▶ **Your objective**:
For the data below, work out how many lines include the string "name" and report only the number.

________________________________________

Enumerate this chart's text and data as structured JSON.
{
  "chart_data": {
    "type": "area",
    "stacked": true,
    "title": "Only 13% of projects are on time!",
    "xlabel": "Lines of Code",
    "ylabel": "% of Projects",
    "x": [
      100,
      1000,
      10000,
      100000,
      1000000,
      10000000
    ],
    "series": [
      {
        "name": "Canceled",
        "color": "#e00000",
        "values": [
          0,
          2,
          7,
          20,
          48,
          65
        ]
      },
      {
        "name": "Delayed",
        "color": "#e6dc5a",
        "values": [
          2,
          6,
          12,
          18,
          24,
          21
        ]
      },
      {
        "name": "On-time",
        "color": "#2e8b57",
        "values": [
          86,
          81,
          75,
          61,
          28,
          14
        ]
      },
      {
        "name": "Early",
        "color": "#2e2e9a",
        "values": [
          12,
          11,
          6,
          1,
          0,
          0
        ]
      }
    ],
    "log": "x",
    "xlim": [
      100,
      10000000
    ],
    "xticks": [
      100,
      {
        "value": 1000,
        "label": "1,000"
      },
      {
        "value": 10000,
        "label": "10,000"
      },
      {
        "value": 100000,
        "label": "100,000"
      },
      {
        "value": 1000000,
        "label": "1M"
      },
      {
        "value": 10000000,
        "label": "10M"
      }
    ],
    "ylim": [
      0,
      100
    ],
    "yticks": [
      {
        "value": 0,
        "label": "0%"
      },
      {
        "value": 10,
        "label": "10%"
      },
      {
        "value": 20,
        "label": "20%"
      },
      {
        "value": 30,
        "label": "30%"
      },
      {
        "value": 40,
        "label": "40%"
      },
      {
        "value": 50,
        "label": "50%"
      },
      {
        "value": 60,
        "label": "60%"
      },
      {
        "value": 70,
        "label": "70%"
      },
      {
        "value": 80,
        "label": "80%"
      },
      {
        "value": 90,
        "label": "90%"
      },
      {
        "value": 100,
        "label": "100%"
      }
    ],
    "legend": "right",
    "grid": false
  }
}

________________________________________

▶ **Written response**:
4